### WHAT IS REQUIRED
Quote the whole listing word for word, please.

### EXERCISE INPUT
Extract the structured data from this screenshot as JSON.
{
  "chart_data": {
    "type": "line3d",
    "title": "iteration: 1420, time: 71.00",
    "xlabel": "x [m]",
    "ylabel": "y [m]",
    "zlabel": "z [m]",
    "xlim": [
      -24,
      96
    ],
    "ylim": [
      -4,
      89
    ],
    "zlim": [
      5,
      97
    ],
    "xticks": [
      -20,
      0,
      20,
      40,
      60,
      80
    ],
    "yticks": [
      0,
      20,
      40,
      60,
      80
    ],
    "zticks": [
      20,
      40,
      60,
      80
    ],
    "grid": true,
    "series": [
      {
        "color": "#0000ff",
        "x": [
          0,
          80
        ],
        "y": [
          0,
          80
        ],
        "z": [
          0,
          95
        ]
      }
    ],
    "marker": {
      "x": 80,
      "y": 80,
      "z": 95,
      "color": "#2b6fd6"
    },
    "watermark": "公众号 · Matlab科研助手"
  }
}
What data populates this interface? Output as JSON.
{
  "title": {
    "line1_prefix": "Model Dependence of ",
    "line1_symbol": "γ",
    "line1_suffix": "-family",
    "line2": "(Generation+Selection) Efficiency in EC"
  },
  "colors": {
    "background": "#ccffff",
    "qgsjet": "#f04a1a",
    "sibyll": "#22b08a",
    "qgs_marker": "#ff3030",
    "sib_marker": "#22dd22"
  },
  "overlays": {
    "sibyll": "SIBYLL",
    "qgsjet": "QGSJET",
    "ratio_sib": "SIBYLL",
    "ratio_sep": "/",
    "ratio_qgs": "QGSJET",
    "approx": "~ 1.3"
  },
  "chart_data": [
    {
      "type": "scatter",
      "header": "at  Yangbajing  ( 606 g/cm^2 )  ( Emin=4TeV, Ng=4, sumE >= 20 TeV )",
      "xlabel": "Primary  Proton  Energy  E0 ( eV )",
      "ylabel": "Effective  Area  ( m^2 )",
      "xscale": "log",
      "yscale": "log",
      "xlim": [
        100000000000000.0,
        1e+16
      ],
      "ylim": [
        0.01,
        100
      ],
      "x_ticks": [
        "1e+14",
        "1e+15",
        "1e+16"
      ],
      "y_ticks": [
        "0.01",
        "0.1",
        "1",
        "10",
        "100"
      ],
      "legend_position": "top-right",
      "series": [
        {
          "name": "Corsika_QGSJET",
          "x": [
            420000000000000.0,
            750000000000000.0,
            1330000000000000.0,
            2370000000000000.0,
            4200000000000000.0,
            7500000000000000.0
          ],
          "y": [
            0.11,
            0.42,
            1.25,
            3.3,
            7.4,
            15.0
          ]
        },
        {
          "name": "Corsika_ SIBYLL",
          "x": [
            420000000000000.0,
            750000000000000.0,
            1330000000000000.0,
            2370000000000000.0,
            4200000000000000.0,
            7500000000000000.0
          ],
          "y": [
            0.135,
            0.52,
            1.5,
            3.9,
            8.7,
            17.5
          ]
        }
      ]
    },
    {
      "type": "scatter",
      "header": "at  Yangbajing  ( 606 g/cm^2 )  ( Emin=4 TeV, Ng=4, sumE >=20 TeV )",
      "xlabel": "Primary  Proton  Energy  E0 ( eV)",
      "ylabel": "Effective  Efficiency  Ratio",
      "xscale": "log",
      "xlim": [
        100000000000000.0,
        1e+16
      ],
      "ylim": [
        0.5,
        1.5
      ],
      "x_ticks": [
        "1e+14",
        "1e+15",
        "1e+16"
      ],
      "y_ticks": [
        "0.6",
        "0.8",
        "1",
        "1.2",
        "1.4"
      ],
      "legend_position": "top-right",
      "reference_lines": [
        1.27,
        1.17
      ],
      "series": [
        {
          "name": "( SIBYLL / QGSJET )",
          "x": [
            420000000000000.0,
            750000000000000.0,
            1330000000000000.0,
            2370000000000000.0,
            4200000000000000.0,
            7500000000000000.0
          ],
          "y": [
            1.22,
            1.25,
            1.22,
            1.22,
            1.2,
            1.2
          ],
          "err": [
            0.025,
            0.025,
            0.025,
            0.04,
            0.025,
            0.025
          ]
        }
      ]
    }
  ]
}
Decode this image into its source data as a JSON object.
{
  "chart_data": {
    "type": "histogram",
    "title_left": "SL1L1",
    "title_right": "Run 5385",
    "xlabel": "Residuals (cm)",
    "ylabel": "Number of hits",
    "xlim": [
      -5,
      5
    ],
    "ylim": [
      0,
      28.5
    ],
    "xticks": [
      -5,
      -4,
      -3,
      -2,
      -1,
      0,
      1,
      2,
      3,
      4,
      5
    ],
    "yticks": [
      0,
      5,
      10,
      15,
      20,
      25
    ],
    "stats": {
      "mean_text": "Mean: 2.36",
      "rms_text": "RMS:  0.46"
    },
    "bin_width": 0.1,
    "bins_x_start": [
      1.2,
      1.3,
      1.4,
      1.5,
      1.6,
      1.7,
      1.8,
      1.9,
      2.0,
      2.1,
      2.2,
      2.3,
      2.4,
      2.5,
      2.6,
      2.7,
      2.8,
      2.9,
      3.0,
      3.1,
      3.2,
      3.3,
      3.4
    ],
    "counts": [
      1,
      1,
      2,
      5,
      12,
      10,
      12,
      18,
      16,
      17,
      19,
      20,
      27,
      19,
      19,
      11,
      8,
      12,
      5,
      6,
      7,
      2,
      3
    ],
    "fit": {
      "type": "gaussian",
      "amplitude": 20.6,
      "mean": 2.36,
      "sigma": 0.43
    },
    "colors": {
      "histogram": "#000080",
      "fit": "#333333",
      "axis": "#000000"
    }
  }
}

### TASK RESPONSE
Extract the structured data from this screenshot as JSON.
{
  "chart_data": {
    "type": "line3d",
    "title": "iteration: 1420, time: 71.00",
    "xlabel": "x [m]",
    "ylabel": "y [m]",
    "zlabel": "z [m]",
    "xlim": [
      -24,
      96
    ],
    "ylim": [
      -4,
      89
    ],
    "zlim": [
      5,
      97
    ],
    "xticks": [
      -20,
      0,
      20,
      40,
      60,
      80
    ],
    "yticks": [
      0,
      20,
      40,
      60,
      80
    ],
    "zticks": [
      20,
      40,
      60,
      80
    ],
    "grid": true,
    "series": [
      {
        "color": "#0000ff",
        "x": [
          0,
          80
        ],
        "y": [
          0,
          80
        ],
        "z": [
          0,
          95
        ]
      }
    ],
    "marker": {
      "x": 80,
      "y": 80,
      "z": 95,
      "color": "#2b6fd6"
    },
    "watermark": "公众号 · Matlab科研助手"
  }
}
What data populates this interface? Output as JSON.
{
  "title": {
    "line1_prefix": "Model Dependence of ",
    "line1_symbol": "γ",
    "line1_suffix": "-family",
    "line2": "(Generation+Selection) Efficiency in EC"
  },
  "colors": {
    "background": "#ccffff",
    "qgsjet": "#f04a1a",
    "sibyll": "#22b08a",
    "qgs_marker": "#ff3030",
    "sib_marker": "#22dd22"
  },
  "overlays": {
    "sibyll": "SIBYLL",
    "qgsjet": "QGSJET",
    "ratio_sib": "SIBYLL",
    "ratio_sep": "/",
    "ratio_qgs": "QGSJET",
    "approx": "~ 1.3"
  },
  "chart_data": [
    {
      "type": "scatter",
      "header": "at  Yangbajing  ( 606 g/cm^2 )  ( Emin=4TeV, Ng=4, sumE >= 20 TeV )",
      "xlabel": "Primary  Proton  Energy  E0 ( eV )",
      "ylabel": "Effective  Area  ( m^2 )",
      "xscale": "log",
      "yscale": "log",
      "xlim": [
        100000000000000.0,
        1e+16
      ],
      "ylim": [
        0.01,
        100
      ],
      "x_ticks": [
        "1e+14",
        "1e+15",
        "1e+16"
      ],
      "y_ticks": [
        "0.01",
        "0.1",
        "1",
        "10",
        "100"
      ],
      "legend_position": "top-right",
      "series": [
        {
          "name": "Corsika_QGSJET",
          "x": [
            420000000000000.0,
            750000000000000.0,
            1330000000000000.0,
            2370000000000000.0,
            4200000000000000.0,
            7500000000000000.0
          ],
          "y": [
            0.11,
            0.42,
            1.25,
            3.3,
            7.4,
            15.0
          ]
        },
        {
          "name": "Corsika_ SIBYLL",
          "x": [
            420000000000000.0,
            750000000000000.0,
            1330000000000000.0,
            2370000000000000.0,
            4200000000000000.0,
            7500000000000000.0
          ],
          "y": [
            0.135,
            0.52,
            1.5,
            3.9,
            8.7,
            17.5
          ]
        }
      ]
    },
    {
      "type": "scatter",
      "header": "at  Yangbajing  ( 606 g/cm^2 )  ( Emin=4 TeV, Ng=4, sumE >=20 TeV )",
      "xlabel": "Primary  Proton  Energy  E0 ( eV)",
      "ylabel": "Effective  Efficiency  Ratio",
      "xscale": "log",
      "xlim": [
        100000000000000.0,
        1e+16
      ],
      "ylim": [
        0.5,
        1.5
      ],
      "x_ticks": [
        "1e+14",
        "1e+15",
        "1e+16"
      ],
      "y_ticks": [
        "0.6",
        "0.8",
        "1",
        "1.2",
        "1.4"
      ],
      "legend_position": "top-right",
      "reference_lines": [
        1.27,
        1.17
      ],
      "series": [
        {
          "name": "( SIBYLL / QGSJET )",
          "x": [
            420000000000000.0,
            750000000000000.0,
            1330000000000000.0,
            2370000000000000.0,
            4200000000000000.0,
            7500000000000000.0
          ],
          "y": [
            1.22,
            1.25,
            1.22,
            1.22,
            1.2,
            1.2
          ],
          "err": [
            0.025,
            0.025,
            0.025,
            0.04,
            0.025,
            0.025
          ]
        }
      ]
    }
  ]
}
Decode this image into its source data as a JSON object.
{
  "chart_data": {
    "type": "histogram",
    "title_left": "SL1L1",
    "title_right": "Run 5385",
    "xlabel": "Residuals (cm)",
    "ylabel": "Number of hits",
    "xlim": [
      -5,
      5
    ],
    "ylim": [
      0,
      28.5
    ],
    "xticks": [
      -5,
      -4,
      -3,
      -2,
      -1,
      0,
      1,
      2,
      3,
      4,
      5
    ],
    "yticks": [
      0,
      5,
      10,
      15,
      20,
      25
    ],
    "stats": {
      "mean_text": "Mean: 2.36",
      "rms_text": "RMS:  0.46"
    },
    "bin_width": 0.1,
    "bins_x_start": [
      1.2,
      1.3,
      1.4,
      1.5,
      1.6,
      1.7,
      1.8,
      1.9,
      2.0,
      2.1,
      2.2,
      2.3,
      2.4,
      2.5,
      2.6,
      2.7,
      2.8,
      2.9,
      3.0,
      3.1,
      3.2,
      3.3,
      3.4
    ],
    "counts": [
      1,
      1,
      2,
      5,
      12,
      10,
      12,
      18,
      16,
      17,
      19,
      20,
      27,
      19,
      19,
      11,
      8,
      12,
      5,
      6,
      7,
      2,
      3
    ],
    "fit": {
      "type": "gaussian",
      "amplitude": 20.6,
      "mean": 2.36,
      "sigma": 0.43
    },
    "colors": {
      "histogram": "#000080",
      "fit": "#333333",
      "axis": "#000000"
    }
  }
}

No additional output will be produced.